== TEXT PASSAGE ==
↓↓↓

According to the author, "l" is a random number: 0 < l < n . On my test code its currently generating 0 <= l <= n. And i had the right code, but i'm messing with this for hours now, and i'm lazy to code it back.
So i coded the first part of the function, for y <= 0.5
I set y to 0.2, and n to 100. That means it had to return a number between 0 and 99, with average 20.
And the results aren't between 0 and n, but some floats. And the bigger n is, smaller this float is.
This is the C test code. "x" is the "l" parameter.
//hate how code tag works, it's not even working now
int n = 100;
float y = 0.2;
float n_copy;
for(int i = 0 ; i < 20 ; i++)
{
float x = (float) (rand()/(float)RAND_MAX); // 0 <= x <= 1
x = x * n; // 0 <= x <= n
float p1 = (1 - y) / (n*y);
float p2 = (1 - ( x / n ));
float exp = (1 - (2*y)) / y;
p2 = pow(p2, exp);
n_copy = p1 * p2;
printf("%.5f\n", n_copy);
}
And here are some results (5 decimals truncated):
0.03354
0.00484
0.00003
0.00029
0.00020
0.00028
0.00263
0.01619
0.00032
0.00000
0.03598
0.03975
0.00704
0.00176
0.00001
0.01333
0.03396
0.02795
0.00005
0.00860
The article is:
http://www.scribd.com/doc/3097936/cAS-The-Cunning-Ant-System
pages 6 and 7.
or search "cAS: cunning ant system" on google.
So what am i doing wrong? i don't believe the author is wrong, because there are more than 5 papers describing this same function.
all my internets to whoever helps me. This is important to my work.
Thanks :)
You may misunderstand what is expected of you.

↑↑↑

== GIVEN INSTRUCTION 1 ==
Answer these questions on the post about the random number test:
(a) What values were y and n set to in the test?
(b) Which pages of the article describe the function?
(c) Which variable in the C test code stands for the "l" parameter?

Stored dataset items
↓↓↓

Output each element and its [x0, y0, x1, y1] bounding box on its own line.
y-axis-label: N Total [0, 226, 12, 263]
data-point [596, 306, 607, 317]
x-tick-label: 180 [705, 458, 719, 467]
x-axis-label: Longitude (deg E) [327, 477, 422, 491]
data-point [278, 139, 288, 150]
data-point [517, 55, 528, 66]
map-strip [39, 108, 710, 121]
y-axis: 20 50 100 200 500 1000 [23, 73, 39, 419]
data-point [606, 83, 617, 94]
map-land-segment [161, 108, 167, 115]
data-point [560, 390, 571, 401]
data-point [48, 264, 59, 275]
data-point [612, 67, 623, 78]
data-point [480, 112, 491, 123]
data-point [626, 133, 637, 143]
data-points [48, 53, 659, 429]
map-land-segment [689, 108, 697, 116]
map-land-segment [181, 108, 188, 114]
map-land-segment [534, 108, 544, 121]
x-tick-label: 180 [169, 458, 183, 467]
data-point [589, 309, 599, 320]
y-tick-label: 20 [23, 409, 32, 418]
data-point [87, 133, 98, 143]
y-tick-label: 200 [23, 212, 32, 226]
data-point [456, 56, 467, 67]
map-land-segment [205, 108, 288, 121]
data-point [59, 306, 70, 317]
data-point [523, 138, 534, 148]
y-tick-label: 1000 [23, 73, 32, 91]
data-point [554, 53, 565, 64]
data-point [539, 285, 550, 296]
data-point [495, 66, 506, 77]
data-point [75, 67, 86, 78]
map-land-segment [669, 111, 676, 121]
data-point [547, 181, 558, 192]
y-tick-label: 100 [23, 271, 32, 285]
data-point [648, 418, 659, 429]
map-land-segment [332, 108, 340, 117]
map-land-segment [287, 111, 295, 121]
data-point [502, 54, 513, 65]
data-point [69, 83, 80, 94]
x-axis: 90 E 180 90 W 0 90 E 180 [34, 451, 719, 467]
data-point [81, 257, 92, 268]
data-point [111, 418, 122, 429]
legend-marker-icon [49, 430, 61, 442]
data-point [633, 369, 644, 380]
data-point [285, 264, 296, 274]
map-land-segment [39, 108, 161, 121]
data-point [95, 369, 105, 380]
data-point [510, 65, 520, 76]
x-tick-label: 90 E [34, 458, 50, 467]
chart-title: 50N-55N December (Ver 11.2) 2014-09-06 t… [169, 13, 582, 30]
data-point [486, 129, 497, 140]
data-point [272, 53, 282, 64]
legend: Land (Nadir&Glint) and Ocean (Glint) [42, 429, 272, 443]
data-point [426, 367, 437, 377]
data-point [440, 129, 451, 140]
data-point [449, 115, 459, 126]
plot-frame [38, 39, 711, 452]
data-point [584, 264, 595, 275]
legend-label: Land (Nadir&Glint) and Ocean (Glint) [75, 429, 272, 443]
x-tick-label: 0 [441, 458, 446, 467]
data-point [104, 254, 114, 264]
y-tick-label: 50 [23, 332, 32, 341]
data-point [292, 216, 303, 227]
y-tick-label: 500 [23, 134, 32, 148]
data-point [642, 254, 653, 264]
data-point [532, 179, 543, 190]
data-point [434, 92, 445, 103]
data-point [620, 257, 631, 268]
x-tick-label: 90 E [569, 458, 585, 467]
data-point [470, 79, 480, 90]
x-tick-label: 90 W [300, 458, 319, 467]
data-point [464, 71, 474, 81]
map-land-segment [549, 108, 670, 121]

↑↑↑

== GIVEN INSTRUCTION 2 ==
Please present the listing lines from the first line of the listing through the line with "data-point [606, 83, 617, 94]" as a Markdown table with the columns n and Line, skipping blank lines.

== WORKED SOLUTION 1 ==
(a) y was set to 0.2 and n to 100.
(b) Pages 6 and 7.
(c) "x"

== WORKED SOLUTION 2 ==
| n | Line |
|---|---|
| 1 | Output each element and its [x0, y0, x1, y1] bounding box on its own line. |
| 2 | y-axis-label: N Total [0, 226, 12, 263] |
| 3 | data-point [596, 306, 607, 317] |
| 4 | x-tick-label: 180 [705, 458, 719, 467] |
| 5 | x-axis-label: Longitude (deg E) [327, 477, 422, 491] |
| 6 | data-point [278, 139, 288, 150] |
| 7 | data-point [517, 55, 528, 66] |
| 8 | map-strip [39, 108, 710, 121] |
| 9 | y-axis: 20 50 100 200 500 1000 [23, 73, 39, 419] |
| 10 | data-point [606, 83, 617, 94] |